● What is required
Would you extract the whole listing below and retype it exactly?

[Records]
====
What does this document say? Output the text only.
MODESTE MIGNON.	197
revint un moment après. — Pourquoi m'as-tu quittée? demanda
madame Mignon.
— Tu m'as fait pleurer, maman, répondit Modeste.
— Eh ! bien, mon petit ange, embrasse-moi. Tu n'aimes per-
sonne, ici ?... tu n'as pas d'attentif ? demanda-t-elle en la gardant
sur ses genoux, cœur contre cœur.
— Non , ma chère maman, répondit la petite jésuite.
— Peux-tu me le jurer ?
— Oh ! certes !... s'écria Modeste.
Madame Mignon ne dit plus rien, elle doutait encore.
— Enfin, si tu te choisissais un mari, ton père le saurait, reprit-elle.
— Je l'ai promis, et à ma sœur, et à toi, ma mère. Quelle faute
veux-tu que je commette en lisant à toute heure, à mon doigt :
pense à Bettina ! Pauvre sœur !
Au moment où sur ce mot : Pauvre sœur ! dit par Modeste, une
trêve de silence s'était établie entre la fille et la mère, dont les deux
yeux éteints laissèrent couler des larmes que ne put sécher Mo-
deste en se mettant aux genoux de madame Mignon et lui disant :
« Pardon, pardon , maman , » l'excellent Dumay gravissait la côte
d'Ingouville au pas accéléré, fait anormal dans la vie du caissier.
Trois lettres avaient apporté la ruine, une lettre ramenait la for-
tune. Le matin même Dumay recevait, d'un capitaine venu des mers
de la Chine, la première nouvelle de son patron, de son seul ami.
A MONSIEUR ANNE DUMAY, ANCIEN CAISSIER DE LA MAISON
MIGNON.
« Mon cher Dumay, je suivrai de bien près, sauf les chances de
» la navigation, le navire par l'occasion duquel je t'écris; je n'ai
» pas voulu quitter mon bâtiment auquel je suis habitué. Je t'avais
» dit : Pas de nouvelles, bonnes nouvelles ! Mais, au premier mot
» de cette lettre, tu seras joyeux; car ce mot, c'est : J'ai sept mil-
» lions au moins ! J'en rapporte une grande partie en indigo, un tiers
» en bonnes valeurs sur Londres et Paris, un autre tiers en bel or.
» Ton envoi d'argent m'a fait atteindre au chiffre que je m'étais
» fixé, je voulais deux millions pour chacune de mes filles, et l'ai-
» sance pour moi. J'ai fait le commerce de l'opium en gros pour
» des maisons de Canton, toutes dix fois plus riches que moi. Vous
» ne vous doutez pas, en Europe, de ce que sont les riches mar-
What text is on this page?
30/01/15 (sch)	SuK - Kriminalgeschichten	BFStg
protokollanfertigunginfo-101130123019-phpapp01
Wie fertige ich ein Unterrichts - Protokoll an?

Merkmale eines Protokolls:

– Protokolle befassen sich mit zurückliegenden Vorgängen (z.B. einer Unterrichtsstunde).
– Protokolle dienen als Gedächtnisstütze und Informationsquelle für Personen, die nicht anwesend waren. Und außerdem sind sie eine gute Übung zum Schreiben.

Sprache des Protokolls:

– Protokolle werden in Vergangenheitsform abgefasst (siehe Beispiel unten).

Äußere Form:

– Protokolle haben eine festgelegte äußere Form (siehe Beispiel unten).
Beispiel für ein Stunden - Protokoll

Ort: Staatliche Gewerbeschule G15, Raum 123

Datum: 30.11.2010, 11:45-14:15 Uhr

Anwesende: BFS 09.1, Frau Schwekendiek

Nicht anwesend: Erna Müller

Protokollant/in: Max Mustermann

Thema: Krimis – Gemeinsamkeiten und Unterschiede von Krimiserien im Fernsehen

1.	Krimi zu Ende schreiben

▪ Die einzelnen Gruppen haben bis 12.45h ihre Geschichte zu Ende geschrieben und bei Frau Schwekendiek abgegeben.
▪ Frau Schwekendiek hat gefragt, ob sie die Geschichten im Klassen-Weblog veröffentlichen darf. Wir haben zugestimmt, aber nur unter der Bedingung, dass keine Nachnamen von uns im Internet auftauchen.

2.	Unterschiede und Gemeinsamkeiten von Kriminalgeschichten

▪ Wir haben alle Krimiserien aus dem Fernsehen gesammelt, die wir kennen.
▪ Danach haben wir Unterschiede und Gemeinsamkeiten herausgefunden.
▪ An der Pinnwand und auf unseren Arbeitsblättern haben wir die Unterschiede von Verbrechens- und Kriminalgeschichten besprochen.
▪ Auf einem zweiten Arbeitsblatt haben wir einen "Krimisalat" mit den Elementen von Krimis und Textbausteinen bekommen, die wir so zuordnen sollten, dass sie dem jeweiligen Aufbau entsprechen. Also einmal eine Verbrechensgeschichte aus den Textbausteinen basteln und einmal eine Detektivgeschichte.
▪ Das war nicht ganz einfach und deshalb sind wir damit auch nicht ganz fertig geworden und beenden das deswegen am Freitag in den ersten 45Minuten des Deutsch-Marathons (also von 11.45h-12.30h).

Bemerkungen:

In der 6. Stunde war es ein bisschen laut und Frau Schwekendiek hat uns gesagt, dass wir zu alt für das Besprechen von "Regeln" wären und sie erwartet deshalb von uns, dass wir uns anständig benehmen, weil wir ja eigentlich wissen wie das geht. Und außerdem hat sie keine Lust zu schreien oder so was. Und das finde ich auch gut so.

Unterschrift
====
● Result of the exercise
What does this document say? Output the text only.
MODESTE MIGNON.	197
revint un moment après. — Pourquoi m'as-tu quittée? demanda
madame Mignon.
— Tu m'as fait pleurer, maman, répondit Modeste.
— Eh ! bien, mon petit ange, embrasse-moi. Tu n'aimes per-
sonne, ici ?... tu n'as pas d'attentif ? demanda-t-elle en la gardant
sur ses genoux, cœur contre cœur.
— Non , ma chère maman, répondit la petite jésuite.
— Peux-tu me le jurer ?
— Oh ! certes !... s'écria Modeste.
Madame Mignon ne dit plus rien, elle doutait encore.
— Enfin, si tu te choisissais un mari, ton père le saurait, reprit-elle.
— Je l'ai promis, et à ma sœur, et à toi, ma mère. Quelle faute
veux-tu que je commette en lisant à toute heure, à mon doigt :
pense à Bettina ! Pauvre sœur !
Au moment où sur ce mot : Pauvre sœur ! dit par Modeste, une
trêve de silence s'était établie entre la fille et la mère, dont les deux
yeux éteints laissèrent couler des larmes que ne put sécher Mo-
deste en se mettant aux genoux de madame Mignon et lui disant :
« Pardon, pardon , maman , » l'excellent Dumay gravissait la côte
d'Ingouville au pas accéléré, fait anormal dans la vie du caissier.
Trois lettres avaient apporté la ruine, une lettre ramenait la for-
tune. Le matin même Dumay recevait, d'un capitaine venu des mers
de la Chine, la première nouvelle de son patron, de son seul ami.
A MONSIEUR ANNE DUMAY, ANCIEN CAISSIER DE LA MAISON
MIGNON.
« Mon cher Dumay, je suivrai de bien près, sauf les chances de
» la navigation, le navire par l'occasion duquel je t'écris; je n'ai
» pas voulu quitter mon bâtiment auquel je suis habitué. Je t'avais
» dit : Pas de nouvelles, bonnes nouvelles ! Mais, au premier mot
» de cette lettre, tu seras joyeux; car ce mot, c'est : J'ai sept mil-
» lions au moins ! J'en rapporte une grande partie en indigo, un tiers
» en bonnes valeurs sur Londres et Paris, un autre tiers en bel or.
» Ton envoi d'argent m'a fait atteindre au chiffre que je m'étais
» fixé, je voulais deux millions pour chacune de mes filles, et l'ai-
» sance pour moi. J'ai fait le commerce de l'opium en gros pour
» des maisons de Canton, toutes dix fois plus riches que moi. Vous
» ne vous doutez pas, en Europe, de ce que sont les riches mar-
What text is on this page?
30/01/15 (sch)	SuK - Kriminalgeschichten	BFStg
protokollanfertigunginfo-101130123019-phpapp01
Wie fertige ich ein Unterrichts - Protokoll an?

Merkmale eines Protokolls:

– Protokolle befassen sich mit zurückliegenden Vorgängen (z.B. einer Unterrichtsstunde).
– Protokolle dienen als Gedächtnisstütze und Informationsquelle für Personen, die nicht anwesend waren. Und außerdem sind sie eine gute Übung zum Schreiben.

Sprache des Protokolls:

– Protokolle werden in Vergangenheitsform abgefasst (siehe Beispiel unten).

Äußere Form:

– Protokolle haben eine festgelegte äußere Form (siehe Beispiel unten).
Beispiel für ein Stunden - Protokoll

Ort: Staatliche Gewerbeschule G15, Raum 123

Datum: 30.11.2010, 11:45-14:15 Uhr

Anwesende: BFS 09.1, Frau Schwekendiek

Nicht anwesend: Erna Müller

Protokollant/in: Max Mustermann

Thema: Krimis – Gemeinsamkeiten und Unterschiede von Krimiserien im Fernsehen

1.	Krimi zu Ende schreiben

▪ Die einzelnen Gruppen haben bis 12.45h ihre Geschichte zu Ende geschrieben und bei Frau Schwekendiek abgegeben.
▪ Frau Schwekendiek hat gefragt, ob sie die Geschichten im Klassen-Weblog veröffentlichen darf. Wir haben zugestimmt, aber nur unter der Bedingung, dass keine Nachnamen von uns im Internet auftauchen.

2.	Unterschiede und Gemeinsamkeiten von Kriminalgeschichten

▪ Wir haben alle Krimiserien aus dem Fernsehen gesammelt, die wir kennen.
▪ Danach haben wir Unterschiede und Gemeinsamkeiten herausgefunden.
▪ An der Pinnwand und auf unseren Arbeitsblättern haben wir die Unterschiede von Verbrechens- und Kriminalgeschichten besprochen.
▪ Auf einem zweiten Arbeitsblatt haben wir einen "Krimisalat" mit den Elementen von Krimis und Textbausteinen bekommen, die wir so zuordnen sollten, dass sie dem jeweiligen Aufbau entsprechen. Also einmal eine Verbrechensgeschichte aus den Textbausteinen basteln und einmal eine Detektivgeschichte.
▪ Das war nicht ganz einfach und deshalb sind wir damit auch nicht ganz fertig geworden und beenden das deswegen am Freitag in den ersten 45Minuten des Deutsch-Marathons (also von 11.45h-12.30h).

Bemerkungen:

In der 6. Stunde war es ein bisschen laut und Frau Schwekendiek hat uns gesagt, dass wir zu alt für das Besprechen von "Regeln" wären und sie erwartet deshalb von uns, dass wir uns anständig benehmen, weil wir ja eigentlich wissen wie das geht. Und außerdem hat sie keine Lust zu schreien oder so was. Und das finde ich auch gut so.

Unterschrift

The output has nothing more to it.